WORK REQUEST: Some lines hold the string "coronavirus". Copy all of them from the material that follows.

┌─ PROVIDED ENTRIES

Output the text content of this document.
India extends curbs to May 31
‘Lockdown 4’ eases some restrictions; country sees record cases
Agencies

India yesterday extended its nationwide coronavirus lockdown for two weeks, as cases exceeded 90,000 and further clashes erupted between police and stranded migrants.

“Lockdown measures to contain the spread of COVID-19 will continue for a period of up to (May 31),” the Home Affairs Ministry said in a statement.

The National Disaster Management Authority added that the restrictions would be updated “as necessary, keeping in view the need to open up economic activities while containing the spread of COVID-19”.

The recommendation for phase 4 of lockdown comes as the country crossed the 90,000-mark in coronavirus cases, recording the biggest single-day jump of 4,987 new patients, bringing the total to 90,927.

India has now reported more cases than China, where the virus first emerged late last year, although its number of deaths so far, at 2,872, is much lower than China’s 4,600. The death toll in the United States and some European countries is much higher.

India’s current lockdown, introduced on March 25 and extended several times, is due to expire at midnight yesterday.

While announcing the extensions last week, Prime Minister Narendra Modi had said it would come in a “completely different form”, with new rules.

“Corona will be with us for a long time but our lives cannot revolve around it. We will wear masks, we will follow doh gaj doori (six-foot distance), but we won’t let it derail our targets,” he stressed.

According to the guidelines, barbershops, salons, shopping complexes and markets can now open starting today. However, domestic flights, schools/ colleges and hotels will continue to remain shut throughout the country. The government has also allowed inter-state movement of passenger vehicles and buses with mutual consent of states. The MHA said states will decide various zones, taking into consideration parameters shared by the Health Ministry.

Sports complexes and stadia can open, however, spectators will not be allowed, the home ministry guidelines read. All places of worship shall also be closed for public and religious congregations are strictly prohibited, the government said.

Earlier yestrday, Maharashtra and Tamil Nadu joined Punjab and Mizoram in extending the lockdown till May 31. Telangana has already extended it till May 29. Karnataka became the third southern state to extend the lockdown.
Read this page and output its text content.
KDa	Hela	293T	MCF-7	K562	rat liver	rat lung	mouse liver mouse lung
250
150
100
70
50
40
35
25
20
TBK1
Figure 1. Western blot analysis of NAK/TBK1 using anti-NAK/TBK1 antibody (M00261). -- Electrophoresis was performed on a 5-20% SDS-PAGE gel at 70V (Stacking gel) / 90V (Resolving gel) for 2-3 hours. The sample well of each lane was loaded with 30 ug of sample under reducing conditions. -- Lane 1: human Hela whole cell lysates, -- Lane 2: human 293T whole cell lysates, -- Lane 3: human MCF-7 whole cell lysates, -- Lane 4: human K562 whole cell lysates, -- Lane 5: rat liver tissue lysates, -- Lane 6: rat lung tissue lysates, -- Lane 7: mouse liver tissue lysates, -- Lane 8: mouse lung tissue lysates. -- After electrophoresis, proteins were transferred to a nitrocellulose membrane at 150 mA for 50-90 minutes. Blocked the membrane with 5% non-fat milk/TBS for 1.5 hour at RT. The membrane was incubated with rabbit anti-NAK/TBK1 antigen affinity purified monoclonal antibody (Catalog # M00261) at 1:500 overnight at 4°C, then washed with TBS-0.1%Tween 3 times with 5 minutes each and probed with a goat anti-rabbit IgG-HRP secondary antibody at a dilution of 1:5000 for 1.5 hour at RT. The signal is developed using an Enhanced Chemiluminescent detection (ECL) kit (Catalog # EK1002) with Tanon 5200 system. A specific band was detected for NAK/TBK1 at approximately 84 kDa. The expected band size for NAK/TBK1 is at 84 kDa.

└─
┌─ PROVIDED ENTRIES

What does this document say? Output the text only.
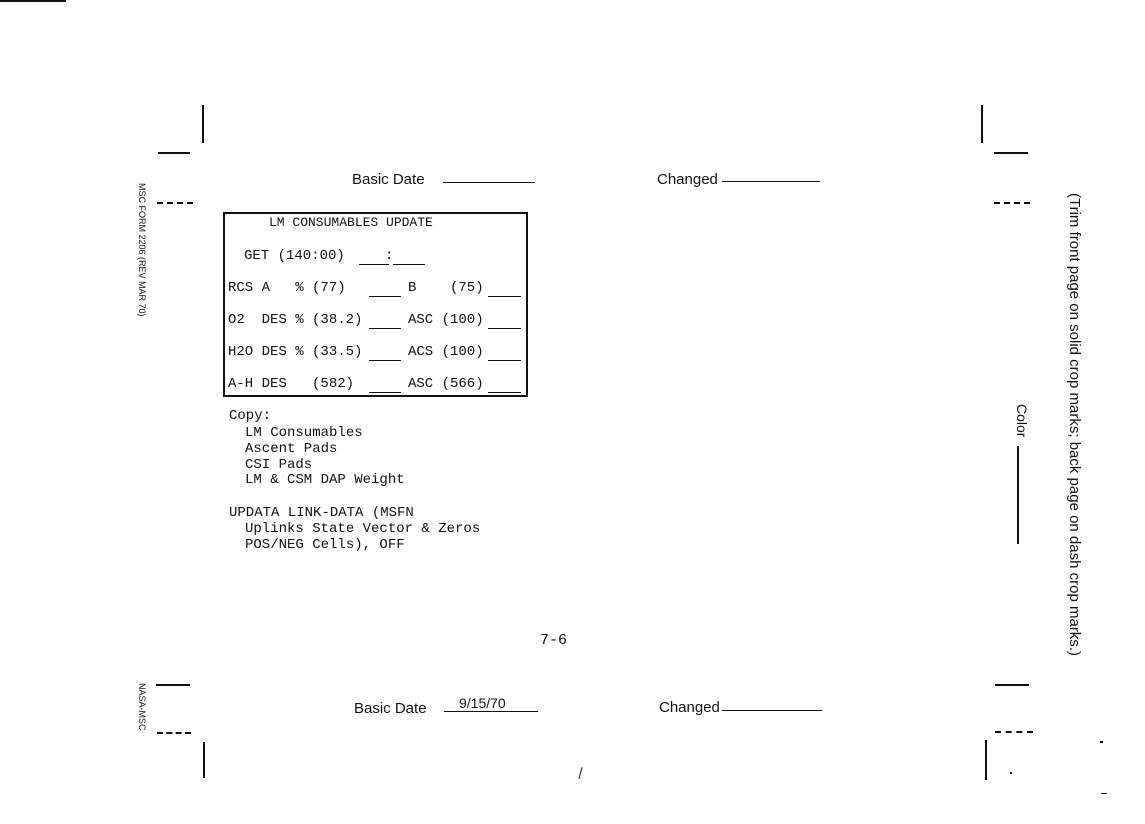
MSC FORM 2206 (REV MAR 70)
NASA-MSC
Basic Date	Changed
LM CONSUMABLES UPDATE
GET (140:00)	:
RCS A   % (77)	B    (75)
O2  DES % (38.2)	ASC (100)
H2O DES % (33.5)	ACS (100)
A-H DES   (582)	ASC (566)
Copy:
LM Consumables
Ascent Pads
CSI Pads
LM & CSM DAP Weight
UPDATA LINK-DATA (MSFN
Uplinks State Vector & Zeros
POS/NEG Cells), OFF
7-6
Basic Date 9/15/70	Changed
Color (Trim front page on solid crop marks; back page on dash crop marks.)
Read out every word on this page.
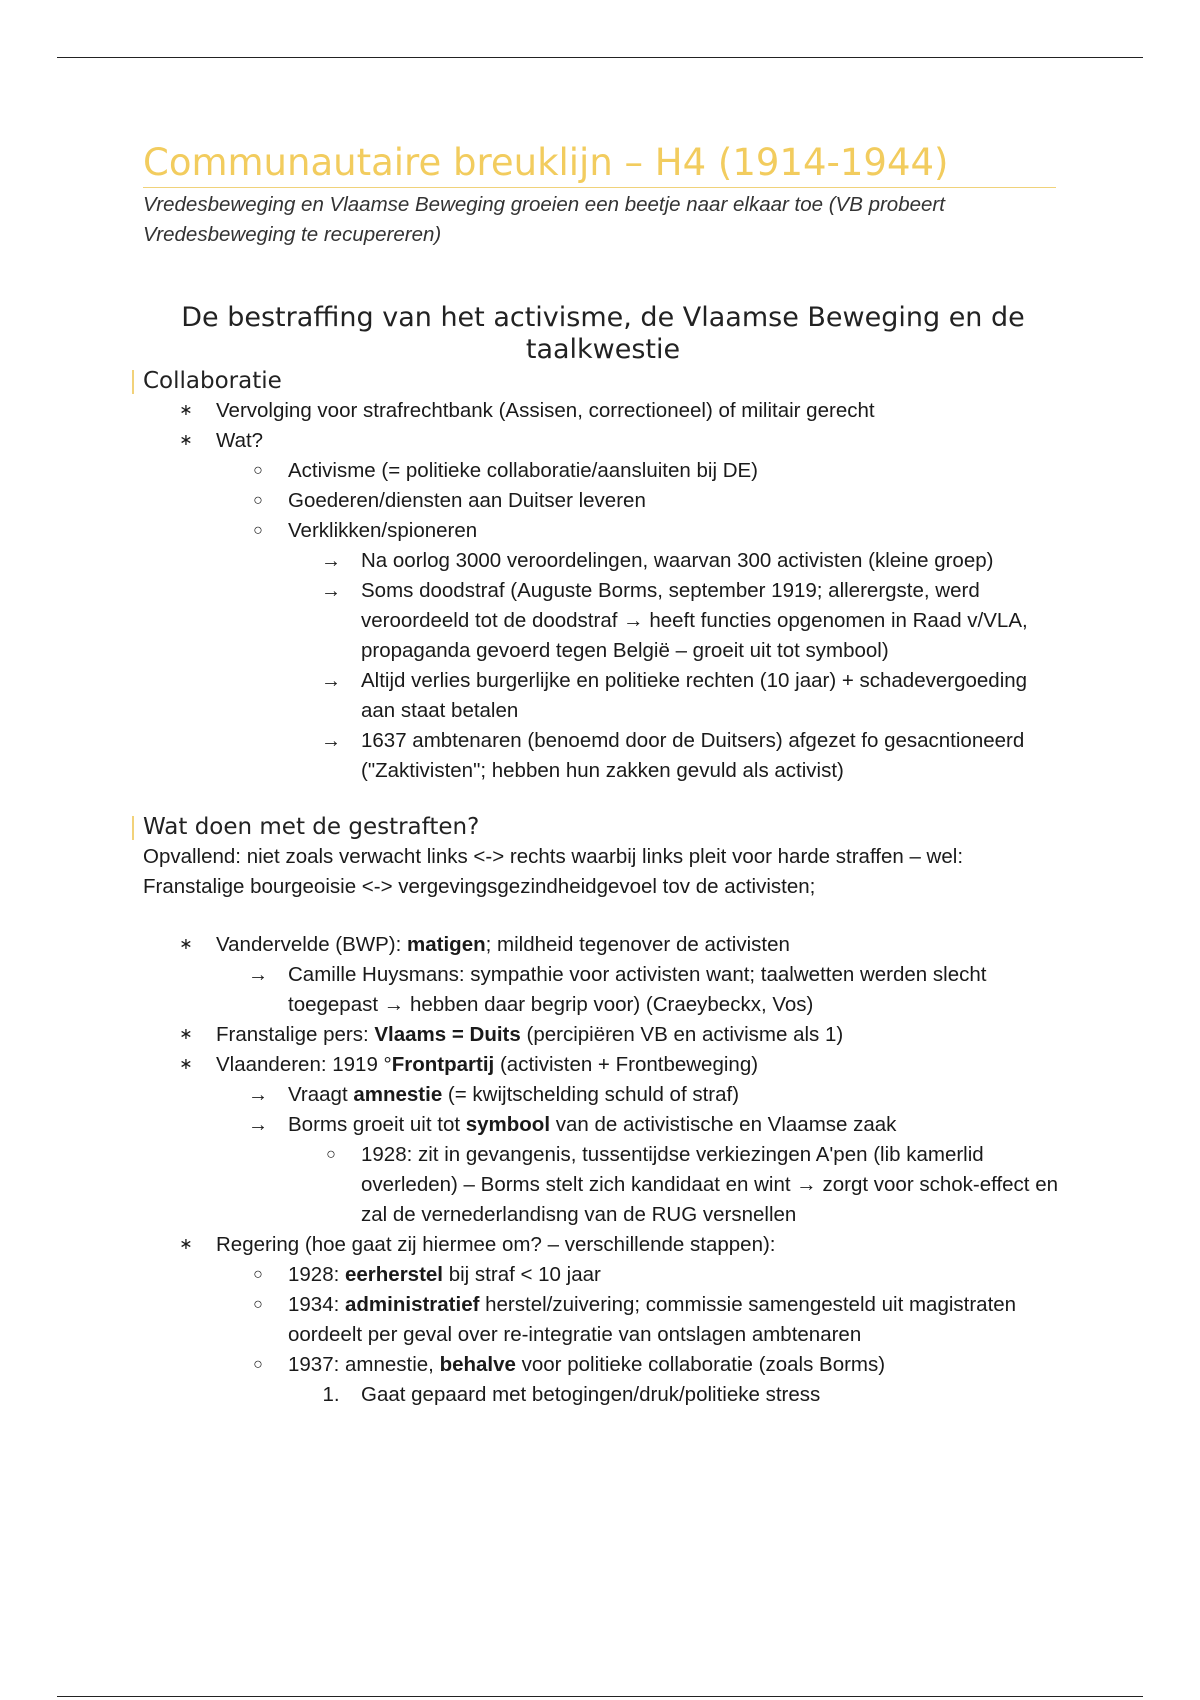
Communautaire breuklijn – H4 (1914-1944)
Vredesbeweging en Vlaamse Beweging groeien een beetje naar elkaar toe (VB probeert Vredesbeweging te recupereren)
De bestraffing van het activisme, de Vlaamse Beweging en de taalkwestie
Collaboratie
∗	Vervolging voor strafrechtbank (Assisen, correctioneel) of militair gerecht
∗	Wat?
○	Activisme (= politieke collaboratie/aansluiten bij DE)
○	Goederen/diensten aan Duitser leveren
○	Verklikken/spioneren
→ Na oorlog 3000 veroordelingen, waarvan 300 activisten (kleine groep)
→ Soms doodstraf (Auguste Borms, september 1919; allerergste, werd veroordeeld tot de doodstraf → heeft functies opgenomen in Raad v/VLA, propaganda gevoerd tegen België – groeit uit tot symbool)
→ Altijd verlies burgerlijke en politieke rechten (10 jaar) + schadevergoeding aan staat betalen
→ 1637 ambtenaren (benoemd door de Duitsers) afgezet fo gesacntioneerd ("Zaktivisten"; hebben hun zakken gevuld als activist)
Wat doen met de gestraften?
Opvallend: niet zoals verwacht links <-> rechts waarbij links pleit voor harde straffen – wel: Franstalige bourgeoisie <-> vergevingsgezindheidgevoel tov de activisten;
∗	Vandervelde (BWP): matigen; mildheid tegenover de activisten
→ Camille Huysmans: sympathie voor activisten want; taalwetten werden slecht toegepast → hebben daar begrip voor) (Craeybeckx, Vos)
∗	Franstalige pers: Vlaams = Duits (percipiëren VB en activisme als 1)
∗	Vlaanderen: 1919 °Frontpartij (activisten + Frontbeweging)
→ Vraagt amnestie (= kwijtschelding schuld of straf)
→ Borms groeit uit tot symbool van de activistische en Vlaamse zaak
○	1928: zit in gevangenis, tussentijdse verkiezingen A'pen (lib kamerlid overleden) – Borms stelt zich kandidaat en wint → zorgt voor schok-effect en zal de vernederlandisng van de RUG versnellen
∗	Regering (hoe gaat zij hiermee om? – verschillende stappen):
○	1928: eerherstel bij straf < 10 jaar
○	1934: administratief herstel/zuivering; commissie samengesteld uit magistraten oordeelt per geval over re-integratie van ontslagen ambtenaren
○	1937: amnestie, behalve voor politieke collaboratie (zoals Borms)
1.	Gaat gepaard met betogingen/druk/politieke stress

└─
┌─ PROVIDED ENTRIES

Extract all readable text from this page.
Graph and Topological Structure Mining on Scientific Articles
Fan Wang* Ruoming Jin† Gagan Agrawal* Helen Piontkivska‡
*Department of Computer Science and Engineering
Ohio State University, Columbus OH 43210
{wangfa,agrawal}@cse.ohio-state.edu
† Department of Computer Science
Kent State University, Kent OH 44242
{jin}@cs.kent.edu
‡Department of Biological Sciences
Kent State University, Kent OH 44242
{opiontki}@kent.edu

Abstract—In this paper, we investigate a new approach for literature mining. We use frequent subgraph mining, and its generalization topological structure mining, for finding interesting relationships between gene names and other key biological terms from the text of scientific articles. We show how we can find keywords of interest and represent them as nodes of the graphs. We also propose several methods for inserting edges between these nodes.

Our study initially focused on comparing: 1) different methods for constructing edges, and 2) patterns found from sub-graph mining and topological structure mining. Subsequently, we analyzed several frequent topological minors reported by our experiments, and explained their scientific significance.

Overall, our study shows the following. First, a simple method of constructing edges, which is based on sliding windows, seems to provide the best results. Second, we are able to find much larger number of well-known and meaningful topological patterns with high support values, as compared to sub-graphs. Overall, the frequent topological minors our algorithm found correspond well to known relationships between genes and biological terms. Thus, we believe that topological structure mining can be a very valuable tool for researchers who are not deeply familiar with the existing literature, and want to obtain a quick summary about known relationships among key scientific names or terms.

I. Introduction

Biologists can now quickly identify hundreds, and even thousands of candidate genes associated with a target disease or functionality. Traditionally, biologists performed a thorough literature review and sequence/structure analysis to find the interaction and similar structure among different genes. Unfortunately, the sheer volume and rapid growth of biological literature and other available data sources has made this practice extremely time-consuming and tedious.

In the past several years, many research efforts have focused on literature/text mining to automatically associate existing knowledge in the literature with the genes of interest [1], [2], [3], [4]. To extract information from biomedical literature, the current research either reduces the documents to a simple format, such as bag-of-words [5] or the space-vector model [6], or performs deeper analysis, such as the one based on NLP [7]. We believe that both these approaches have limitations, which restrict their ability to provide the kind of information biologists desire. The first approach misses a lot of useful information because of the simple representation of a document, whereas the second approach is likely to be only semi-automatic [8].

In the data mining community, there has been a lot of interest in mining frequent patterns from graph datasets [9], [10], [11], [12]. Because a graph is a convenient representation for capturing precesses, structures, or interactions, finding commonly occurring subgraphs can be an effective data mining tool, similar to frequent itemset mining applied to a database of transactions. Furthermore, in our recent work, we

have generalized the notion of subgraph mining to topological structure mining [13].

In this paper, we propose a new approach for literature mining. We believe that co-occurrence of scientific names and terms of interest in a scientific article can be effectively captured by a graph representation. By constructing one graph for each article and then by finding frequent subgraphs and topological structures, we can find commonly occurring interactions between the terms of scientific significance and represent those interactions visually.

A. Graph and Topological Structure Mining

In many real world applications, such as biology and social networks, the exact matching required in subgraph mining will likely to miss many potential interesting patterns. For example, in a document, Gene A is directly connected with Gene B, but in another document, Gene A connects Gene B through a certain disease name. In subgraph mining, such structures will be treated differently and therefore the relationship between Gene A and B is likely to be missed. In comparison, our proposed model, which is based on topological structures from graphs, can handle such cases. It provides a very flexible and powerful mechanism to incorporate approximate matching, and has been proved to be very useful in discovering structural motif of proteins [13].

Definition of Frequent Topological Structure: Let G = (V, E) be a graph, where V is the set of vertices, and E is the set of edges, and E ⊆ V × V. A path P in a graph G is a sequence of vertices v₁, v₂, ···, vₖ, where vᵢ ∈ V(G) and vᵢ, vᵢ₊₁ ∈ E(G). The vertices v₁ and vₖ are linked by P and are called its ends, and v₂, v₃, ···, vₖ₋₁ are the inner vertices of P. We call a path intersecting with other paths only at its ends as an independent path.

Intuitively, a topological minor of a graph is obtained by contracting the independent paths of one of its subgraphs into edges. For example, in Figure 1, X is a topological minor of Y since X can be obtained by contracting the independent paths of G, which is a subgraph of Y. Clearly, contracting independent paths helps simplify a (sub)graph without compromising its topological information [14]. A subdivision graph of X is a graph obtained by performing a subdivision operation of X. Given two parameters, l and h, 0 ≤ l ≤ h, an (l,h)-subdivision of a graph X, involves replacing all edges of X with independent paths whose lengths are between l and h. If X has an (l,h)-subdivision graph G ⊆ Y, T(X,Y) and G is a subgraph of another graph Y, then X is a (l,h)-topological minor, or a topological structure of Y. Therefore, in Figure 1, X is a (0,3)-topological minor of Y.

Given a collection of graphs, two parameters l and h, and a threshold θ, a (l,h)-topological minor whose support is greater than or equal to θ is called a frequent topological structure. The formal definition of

└─

WRITTEN RESPONSE:
India yesterday extended its nationwide coronavirus lockdown for two weeks, as cases exceeded 90,000 and further clashes erupted between police and stranded migrants.
The recommendation for phase 4 of lockdown comes as the country crossed the 90,000-mark in coronavirus cases, recording the biggest single-day jump of 4,987 new patients, bringing the total to 90,927.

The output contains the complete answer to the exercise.